* **Dataset excerpt**
........

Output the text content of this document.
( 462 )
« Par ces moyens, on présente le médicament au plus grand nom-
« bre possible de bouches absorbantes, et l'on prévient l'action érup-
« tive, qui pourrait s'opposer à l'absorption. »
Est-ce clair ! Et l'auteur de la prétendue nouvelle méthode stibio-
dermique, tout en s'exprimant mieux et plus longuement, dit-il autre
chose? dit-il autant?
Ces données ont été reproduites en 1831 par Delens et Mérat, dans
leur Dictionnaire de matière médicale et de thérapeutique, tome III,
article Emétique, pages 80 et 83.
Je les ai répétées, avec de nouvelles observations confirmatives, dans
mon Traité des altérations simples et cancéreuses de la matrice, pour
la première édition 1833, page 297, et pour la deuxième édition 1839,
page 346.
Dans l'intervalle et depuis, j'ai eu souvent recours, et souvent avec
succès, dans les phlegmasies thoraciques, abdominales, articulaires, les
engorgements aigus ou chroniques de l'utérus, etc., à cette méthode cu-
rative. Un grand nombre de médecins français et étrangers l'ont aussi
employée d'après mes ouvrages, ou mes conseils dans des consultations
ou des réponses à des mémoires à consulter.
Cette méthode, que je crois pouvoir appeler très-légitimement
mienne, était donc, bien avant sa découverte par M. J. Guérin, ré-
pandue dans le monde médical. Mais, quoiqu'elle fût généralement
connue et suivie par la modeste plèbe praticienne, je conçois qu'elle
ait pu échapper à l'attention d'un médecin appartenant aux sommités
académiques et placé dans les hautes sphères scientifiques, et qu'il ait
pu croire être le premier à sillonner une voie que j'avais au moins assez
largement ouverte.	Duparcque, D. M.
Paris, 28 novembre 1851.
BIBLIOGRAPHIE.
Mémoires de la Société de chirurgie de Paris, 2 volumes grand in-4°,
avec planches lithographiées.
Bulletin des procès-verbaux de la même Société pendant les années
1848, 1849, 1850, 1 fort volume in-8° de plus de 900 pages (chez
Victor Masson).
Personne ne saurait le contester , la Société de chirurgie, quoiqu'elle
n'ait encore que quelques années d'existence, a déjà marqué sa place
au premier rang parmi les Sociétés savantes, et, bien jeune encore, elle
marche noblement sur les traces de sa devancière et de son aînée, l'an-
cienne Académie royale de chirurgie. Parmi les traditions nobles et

........

* **Stated goal**
Each record above must be given again exactly.

* **The answer**
Output the text content of this document.
( 462 )
« Par ces moyens, on présente le médicament au plus grand nom-
« bre possible de bouches absorbantes, et l'on prévient l'action érup-
« tive, qui pourrait s'opposer à l'absorption. »
Est-ce clair ! Et l'auteur de la prétendue nouvelle méthode stibio-
dermique, tout en s'exprimant mieux et plus longuement, dit-il autre
chose? dit-il autant?
Ces données ont été reproduites en 1831 par Delens et Mérat, dans
leur Dictionnaire de matière médicale et de thérapeutique, tome III,
article Emétique, pages 80 et 83.
Je les ai répétées, avec de nouvelles observations confirmatives, dans
mon Traité des altérations simples et cancéreuses de la matrice, pour
la première édition 1833, page 297, et pour la deuxième édition 1839,
page 346.
Dans l'intervalle et depuis, j'ai eu souvent recours, et souvent avec
succès, dans les phlegmasies thoraciques, abdominales, articulaires, les
engorgements aigus ou chroniques de l'utérus, etc., à cette méthode cu-
rative. Un grand nombre de médecins français et étrangers l'ont aussi
employée d'après mes ouvrages, ou mes conseils dans des consultations
ou des réponses à des mémoires à consulter.
Cette méthode, que je crois pouvoir appeler très-légitimement
mienne, était donc, bien avant sa découverte par M. J. Guérin, ré-
pandue dans le monde médical. Mais, quoiqu'elle fût généralement
connue et suivie par la modeste plèbe praticienne, je conçois qu'elle
ait pu échapper à l'attention d'un médecin appartenant aux sommités
académiques et placé dans les hautes sphères scientifiques, et qu'il ait
pu croire être le premier à sillonner une voie que j'avais au moins assez
largement ouverte.	Duparcque, D. M.
Paris, 28 novembre 1851.
BIBLIOGRAPHIE.
Mémoires de la Société de chirurgie de Paris, 2 volumes grand in-4°,
avec planches lithographiées.
Bulletin des procès-verbaux de la même Société pendant les années
1848, 1849, 1850, 1 fort volume in-8° de plus de 900 pages (chez
Victor Masson).
Personne ne saurait le contester , la Société de chirurgie, quoiqu'elle
n'ait encore que quelques années d'existence, a déjà marqué sa place
au premier rang parmi les Sociétés savantes, et, bien jeune encore, elle
marche noblement sur les traces de sa devancière et de son aînée, l'an-
cienne Académie royale de chirurgie. Parmi les traditions nobles et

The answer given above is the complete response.